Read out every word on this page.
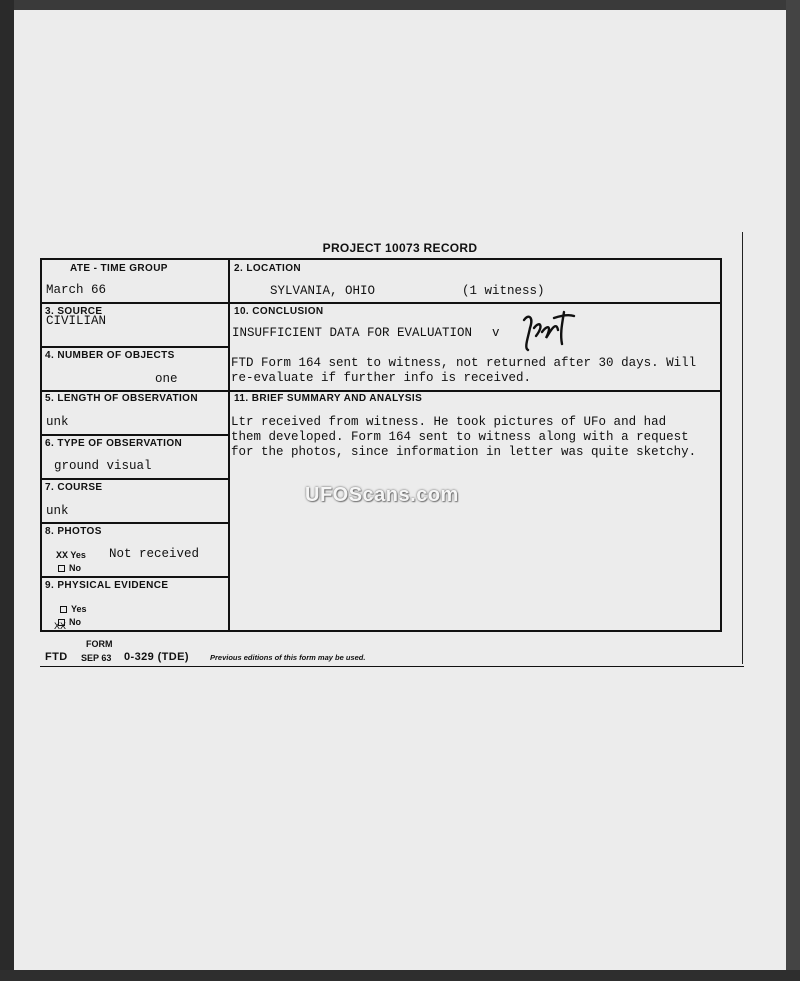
PROJECT 10073 RECORD
ATE - TIME GROUP
March 66
2. LOCATION
SYLVANIA, OHIO	(1 witness)
3. SOURCE
CIVILIAN
10. CONCLUSION
INSUFFICIENT DATA FOR EVALUATION v
FTD Form 164 sent to witness, not returned after 30 days. Will
re-evaluate if further info is received.
4. NUMBER OF OBJECTS
one
5. LENGTH OF OBSERVATION
unk
11. BRIEF SUMMARY AND ANALYSIS
Ltr received from witness. He took pictures of UFo and had
them developed. Form 164 sent to witness along with a request
for the photos, since information in letter was quite sketchy.
6. TYPE OF OBSERVATION
ground visual
7. COURSE
unk
8. PHOTOS
XX Yes Not received
No
9. PHYSICAL EVIDENCE
Yes
No
XX
FORM
FTD SEP 63 0-329 (TDE)	Previous editions of this form may be used.
UFOScans.com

### Given instruction
None of the pictures should appear; repeat the records exactly otherwise.

### Answer in full
Read out every word on this page.
PROJECT 10073 RECORD
ATE - TIME GROUP
March 66
2. LOCATION
SYLVANIA, OHIO	(1 witness)
3. SOURCE
CIVILIAN
10. CONCLUSION
INSUFFICIENT DATA FOR EVALUATION v
FTD Form 164 sent to witness, not returned after 30 days. Will
re-evaluate if further info is received.
4. NUMBER OF OBJECTS
one
5. LENGTH OF OBSERVATION
unk
11. BRIEF SUMMARY AND ANALYSIS
Ltr received from witness. He took pictures of UFo and had
them developed. Form 164 sent to witness along with a request
for the photos, since information in letter was quite sketchy.
6. TYPE OF OBSERVATION
ground visual
7. COURSE
unk
8. PHOTOS
XX Yes Not received
No
9. PHYSICAL EVIDENCE
Yes
No
XX
FORM
FTD SEP 63 0-329 (TDE)	Previous editions of this form may be used.
UFOScans.com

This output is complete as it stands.